[Data entries]
- - - - -

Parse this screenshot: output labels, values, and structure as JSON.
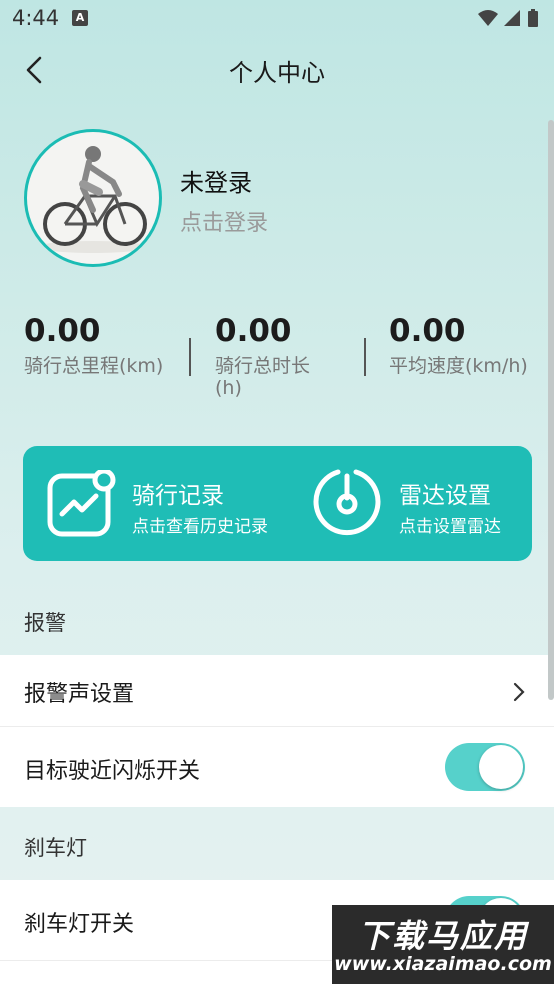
{
  "status_bar": {
    "time": "4:44",
    "app_icon": "A"
  },
  "header": {
    "title": "个人中心"
  },
  "profile": {
    "name": "未登录",
    "login_hint": "点击登录"
  },
  "stats": [
    {
      "value": "0.00",
      "label": "骑行总里程(km)"
    },
    {
      "value": "0.00",
      "label": "骑行总时长(h)"
    },
    {
      "value": "0.00",
      "label": "平均速度(km/h)"
    }
  ],
  "actions": [
    {
      "title": "骑行记录",
      "subtitle": "点击查看历史记录",
      "icon": "chart-icon"
    },
    {
      "title": "雷达设置",
      "subtitle": "点击设置雷达",
      "icon": "gauge-icon"
    }
  ],
  "sections": [
    {
      "header": "报警",
      "rows": [
        {
          "label": "报警声设置",
          "type": "chevron"
        },
        {
          "label": "目标驶近闪烁开关",
          "type": "toggle",
          "on": true
        }
      ]
    },
    {
      "header": "刹车灯",
      "rows": [
        {
          "label": "刹车灯开关",
          "type": "toggle",
          "on": true
        }
      ]
    }
  ],
  "watermark": {
    "title": "下载马应用",
    "url": "www.xiazaimao.com"
  },
  "colors": {
    "accent": "#1fbdb6",
    "toggle_on": "#56d1cb"
  }
}
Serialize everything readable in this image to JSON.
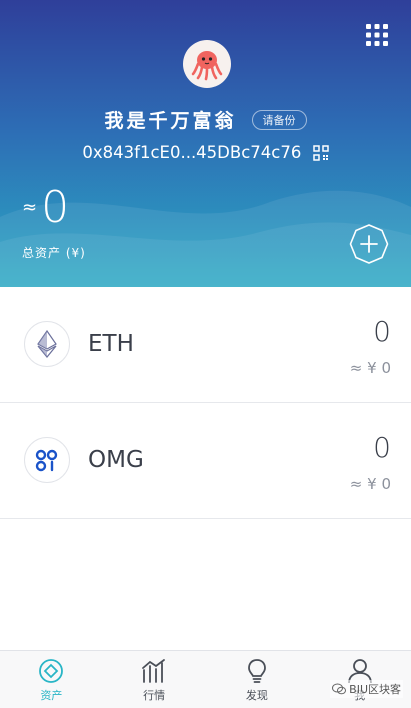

- - - - -

■ Exercise objective ■
Identify the lines above that contain the word "subtitle", then copy them.

■ Solution ■
      "subtitle": "点击查看历史记录",
      "subtitle": "点击设置雷达",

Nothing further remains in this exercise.